> [What the task requires]: Write out the complete material exactly as it stands.

> [Provided entries]:
^^^^^^^^

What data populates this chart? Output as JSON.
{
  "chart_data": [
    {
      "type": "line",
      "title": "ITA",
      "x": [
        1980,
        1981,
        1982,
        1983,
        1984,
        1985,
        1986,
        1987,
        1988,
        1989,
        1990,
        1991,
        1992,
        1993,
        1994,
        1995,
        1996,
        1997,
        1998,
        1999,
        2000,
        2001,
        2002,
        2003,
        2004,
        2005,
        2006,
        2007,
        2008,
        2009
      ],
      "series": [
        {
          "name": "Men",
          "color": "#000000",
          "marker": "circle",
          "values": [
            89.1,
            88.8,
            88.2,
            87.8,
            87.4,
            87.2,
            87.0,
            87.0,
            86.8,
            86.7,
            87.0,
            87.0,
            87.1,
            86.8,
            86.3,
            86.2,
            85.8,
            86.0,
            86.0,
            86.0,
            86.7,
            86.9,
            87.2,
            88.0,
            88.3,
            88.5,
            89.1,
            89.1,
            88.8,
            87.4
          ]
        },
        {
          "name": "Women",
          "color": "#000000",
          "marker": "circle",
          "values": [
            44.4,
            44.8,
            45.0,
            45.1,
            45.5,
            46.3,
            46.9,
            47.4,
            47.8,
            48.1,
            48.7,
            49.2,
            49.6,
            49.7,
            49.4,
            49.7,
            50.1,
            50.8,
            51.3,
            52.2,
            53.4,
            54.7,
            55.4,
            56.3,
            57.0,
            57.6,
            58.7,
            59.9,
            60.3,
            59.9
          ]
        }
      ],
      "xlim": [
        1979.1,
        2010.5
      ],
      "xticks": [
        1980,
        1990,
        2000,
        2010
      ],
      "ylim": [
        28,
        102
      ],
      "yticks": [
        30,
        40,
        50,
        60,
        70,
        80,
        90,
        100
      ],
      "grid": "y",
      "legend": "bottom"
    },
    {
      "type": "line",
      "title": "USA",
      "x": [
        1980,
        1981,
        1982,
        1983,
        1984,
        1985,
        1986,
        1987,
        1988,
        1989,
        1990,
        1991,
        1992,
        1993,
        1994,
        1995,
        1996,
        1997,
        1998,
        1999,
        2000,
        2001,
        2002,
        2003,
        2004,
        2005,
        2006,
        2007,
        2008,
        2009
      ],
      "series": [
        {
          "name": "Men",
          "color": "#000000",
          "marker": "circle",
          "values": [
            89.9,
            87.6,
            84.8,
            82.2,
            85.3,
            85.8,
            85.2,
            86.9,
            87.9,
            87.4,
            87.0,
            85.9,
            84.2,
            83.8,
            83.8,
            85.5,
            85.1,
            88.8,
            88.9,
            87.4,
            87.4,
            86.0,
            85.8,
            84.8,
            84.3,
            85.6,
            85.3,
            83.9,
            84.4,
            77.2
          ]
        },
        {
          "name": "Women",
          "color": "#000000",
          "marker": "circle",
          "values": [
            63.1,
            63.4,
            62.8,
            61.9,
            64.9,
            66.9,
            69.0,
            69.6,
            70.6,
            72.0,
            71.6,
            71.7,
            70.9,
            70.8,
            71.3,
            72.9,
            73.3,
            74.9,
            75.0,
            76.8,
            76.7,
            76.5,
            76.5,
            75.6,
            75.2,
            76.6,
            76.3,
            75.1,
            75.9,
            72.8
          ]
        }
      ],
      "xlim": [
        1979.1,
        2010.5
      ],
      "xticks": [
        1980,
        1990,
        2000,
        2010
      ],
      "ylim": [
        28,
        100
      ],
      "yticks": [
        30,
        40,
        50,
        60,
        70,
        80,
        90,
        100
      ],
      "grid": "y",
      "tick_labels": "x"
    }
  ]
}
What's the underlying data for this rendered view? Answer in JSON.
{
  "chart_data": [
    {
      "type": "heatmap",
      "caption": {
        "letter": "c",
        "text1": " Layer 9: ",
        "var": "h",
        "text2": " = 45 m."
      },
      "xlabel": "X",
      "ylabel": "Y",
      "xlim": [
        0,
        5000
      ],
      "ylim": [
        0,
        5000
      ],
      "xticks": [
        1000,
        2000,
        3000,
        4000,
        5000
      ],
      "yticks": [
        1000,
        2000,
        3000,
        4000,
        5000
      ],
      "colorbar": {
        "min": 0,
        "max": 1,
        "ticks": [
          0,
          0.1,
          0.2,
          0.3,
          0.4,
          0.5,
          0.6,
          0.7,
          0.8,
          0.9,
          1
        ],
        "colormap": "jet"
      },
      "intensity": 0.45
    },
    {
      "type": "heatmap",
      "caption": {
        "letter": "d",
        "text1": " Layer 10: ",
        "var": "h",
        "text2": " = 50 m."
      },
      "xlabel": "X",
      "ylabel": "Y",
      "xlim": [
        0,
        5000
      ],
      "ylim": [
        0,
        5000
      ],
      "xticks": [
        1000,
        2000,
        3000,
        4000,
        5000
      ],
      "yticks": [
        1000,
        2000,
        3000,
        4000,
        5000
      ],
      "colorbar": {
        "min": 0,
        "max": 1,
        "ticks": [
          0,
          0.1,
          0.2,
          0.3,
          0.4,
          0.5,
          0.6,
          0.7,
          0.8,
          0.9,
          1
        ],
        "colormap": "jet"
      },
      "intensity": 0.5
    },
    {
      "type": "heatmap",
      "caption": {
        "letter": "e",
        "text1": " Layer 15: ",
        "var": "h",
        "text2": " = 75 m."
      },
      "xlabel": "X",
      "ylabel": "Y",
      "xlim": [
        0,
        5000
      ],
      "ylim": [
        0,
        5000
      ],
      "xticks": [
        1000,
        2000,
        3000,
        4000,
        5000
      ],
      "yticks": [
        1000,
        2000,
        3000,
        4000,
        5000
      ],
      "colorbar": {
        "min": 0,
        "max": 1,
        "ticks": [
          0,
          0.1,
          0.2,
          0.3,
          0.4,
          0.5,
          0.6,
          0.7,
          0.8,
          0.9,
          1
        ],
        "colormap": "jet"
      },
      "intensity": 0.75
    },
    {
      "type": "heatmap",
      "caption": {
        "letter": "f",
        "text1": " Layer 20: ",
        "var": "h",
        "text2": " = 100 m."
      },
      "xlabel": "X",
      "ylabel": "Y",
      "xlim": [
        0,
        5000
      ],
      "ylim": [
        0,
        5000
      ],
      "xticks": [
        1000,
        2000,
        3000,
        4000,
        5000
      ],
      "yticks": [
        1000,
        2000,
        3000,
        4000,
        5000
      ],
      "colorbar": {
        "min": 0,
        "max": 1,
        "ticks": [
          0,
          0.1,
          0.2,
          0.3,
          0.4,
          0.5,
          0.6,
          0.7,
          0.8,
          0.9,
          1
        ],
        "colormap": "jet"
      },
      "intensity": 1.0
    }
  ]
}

^^^^^^^^

> [Solution to the exercise]:
What data populates this chart? Output as JSON.
{
  "chart_data": [
    {
      "type": "line",
      "title": "ITA",
      "x": [
        1980,
        1981,
        1982,
        1983,
        1984,
        1985,
        1986,
        1987,
        1988,
        1989,
        1990,
        1991,
        1992,
        1993,
        1994,
        1995,
        1996,
        1997,
        1998,
        1999,
        2000,
        2001,
        2002,
        2003,
        2004,
        2005,
        2006,
        2007,
        2008,
        2009
      ],
      "series": [
        {
          "name": "Men",
          "color": "#000000",
          "marker": "circle",
          "values": [
            89.1,
            88.8,
            88.2,
            87.8,
            87.4,
            87.2,
            87.0,
            87.0,
            86.8,
            86.7,
            87.0,
            87.0,
            87.1,
            86.8,
            86.3,
            86.2,
            85.8,
            86.0,
            86.0,
            86.0,
            86.7,
            86.9,
            87.2,
            88.0,
            88.3,
            88.5,
            89.1,
            89.1,
            88.8,
            87.4
          ]
        },
        {
          "name": "Women",
          "color": "#000000",
          "marker": "circle",
          "values": [
            44.4,
            44.8,
            45.0,
            45.1,
            45.5,
            46.3,
            46.9,
            47.4,
            47.8,
            48.1,
            48.7,
            49.2,
            49.6,
            49.7,
            49.4,
            49.7,
            50.1,
            50.8,
            51.3,
            52.2,
            53.4,
            54.7,
            55.4,
            56.3,
            57.0,
            57.6,
            58.7,
            59.9,
            60.3,
            59.9
          ]
        }
      ],
      "xlim": [
        1979.1,
        2010.5
      ],
      "xticks": [
        1980,
        1990,
        2000,
        2010
      ],
      "ylim": [
        28,
        102
      ],
      "yticks": [
        30,
        40,
        50,
        60,
        70,
        80,
        90,
        100
      ],
      "grid": "y",
      "legend": "bottom"
    },
    {
      "type": "line",
      "title": "USA",
      "x": [
        1980,
        1981,
        1982,
        1983,
        1984,
        1985,
        1986,
        1987,
        1988,
        1989,
        1990,
        1991,
        1992,
        1993,
        1994,
        1995,
        1996,
        1997,
        1998,
        1999,
        2000,
        2001,
        2002,
        2003,
        2004,
        2005,
        2006,
        2007,
        2008,
        2009
      ],
      "series": [
        {
          "name": "Men",
          "color": "#000000",
          "marker": "circle",
          "values": [
            89.9,
            87.6,
            84.8,
            82.2,
            85.3,
            85.8,
            85.2,
            86.9,
            87.9,
            87.4,
            87.0,
            85.9,
            84.2,
            83.8,
            83.8,
            85.5,
            85.1,
            88.8,
            88.9,
            87.4,
            87.4,
            86.0,
            85.8,
            84.8,
            84.3,
            85.6,
            85.3,
            83.9,
            84.4,
            77.2
          ]
        },
        {
          "name": "Women",
          "color": "#000000",
          "marker": "circle",
          "values": [
            63.1,
            63.4,
            62.8,
            61.9,
            64.9,
            66.9,
            69.0,
            69.6,
            70.6,
            72.0,
            71.6,
            71.7,
            70.9,
            70.8,
            71.3,
            72.9,
            73.3,
            74.9,
            75.0,
            76.8,
            76.7,
            76.5,
            76.5,
            75.6,
            75.2,
            76.6,
            76.3,
            75.1,
            75.9,
            72.8
          ]
        }
      ],
      "xlim": [
        1979.1,
        2010.5
      ],
      "xticks": [
        1980,
        1990,
        2000,
        2010
      ],
      "ylim": [
        28,
        100
      ],
      "yticks": [
        30,
        40,
        50,
        60,
        70,
        80,
        90,
        100
      ],
      "grid": "y",
      "tick_labels": "x"
    }
  ]
}
What's the underlying data for this rendered view? Answer in JSON.
{
  "chart_data": [
    {
      "type": "heatmap",
      "caption": {
        "letter": "c",
        "text1": " Layer 9: ",
        "var": "h",
        "text2": " = 45 m."
      },
      "xlabel": "X",
      "ylabel": "Y",
      "xlim": [
        0,
        5000
      ],
      "ylim": [
        0,
        5000
      ],
      "xticks": [
        1000,
        2000,
        3000,
        4000,
        5000
      ],
      "yticks": [
        1000,
        2000,
        3000,
        4000,
        5000
      ],
      "colorbar": {
        "min": 0,
        "max": 1,
        "ticks": [
          0,
          0.1,
          0.2,
          0.3,
          0.4,
          0.5,
          0.6,
          0.7,
          0.8,
          0.9,
          1
        ],
        "colormap": "jet"
      },
      "intensity": 0.45
    },
    {
      "type": "heatmap",
      "caption": {
        "letter": "d",
        "text1": " Layer 10: ",
        "var": "h",
        "text2": " = 50 m."
      },
      "xlabel": "X",
      "ylabel": "Y",
      "xlim": [
        0,
        5000
      ],
      "ylim": [
        0,
        5000
      ],
      "xticks": [
        1000,
        2000,
        3000,
        4000,
        5000
      ],
      "yticks": [
        1000,
        2000,
        3000,
        4000,
        5000
      ],
      "colorbar": {
        "min": 0,
        "max": 1,
        "ticks": [
          0,
          0.1,
          0.2,
          0.3,
          0.4,
          0.5,
          0.6,
          0.7,
          0.8,
          0.9,
          1
        ],
        "colormap": "jet"
      },
      "intensity": 0.5
    },
    {
      "type": "heatmap",
      "caption": {
        "letter": "e",
        "text1": " Layer 15: ",
        "var": "h",
        "text2": " = 75 m."
      },
      "xlabel": "X",
      "ylabel": "Y",
      "xlim": [
        0,
        5000
      ],
      "ylim": [
        0,
        5000
      ],
      "xticks": [
        1000,
        2000,
        3000,
        4000,
        5000
      ],
      "yticks": [
        1000,
        2000,
        3000,
        4000,
        5000
      ],
      "colorbar": {
        "min": 0,
        "max": 1,
        "ticks": [
          0,
          0.1,
          0.2,
          0.3,
          0.4,
          0.5,
          0.6,
          0.7,
          0.8,
          0.9,
          1
        ],
        "colormap": "jet"
      },
      "intensity": 0.75
    },
    {
      "type": "heatmap",
      "caption": {
        "letter": "f",
        "text1": " Layer 20: ",
        "var": "h",
        "text2": " = 100 m."
      },
      "xlabel": "X",
      "ylabel": "Y",
      "xlim": [
        0,
        5000
      ],
      "ylim": [
        0,
        5000
      ],
      "xticks": [
        1000,
        2000,
        3000,
        4000,
        5000
      ],
      "yticks": [
        1000,
        2000,
        3000,
        4000,
        5000
      ],
      "colorbar": {
        "min": 0,
        "max": 1,
        "ticks": [
          0,
          0.1,
          0.2,
          0.3,
          0.4,
          0.5,
          0.6,
          0.7,
          0.8,
          0.9,
          1
        ],
        "colormap": "jet"
      },
      "intensity": 1.0
    }
  ]
}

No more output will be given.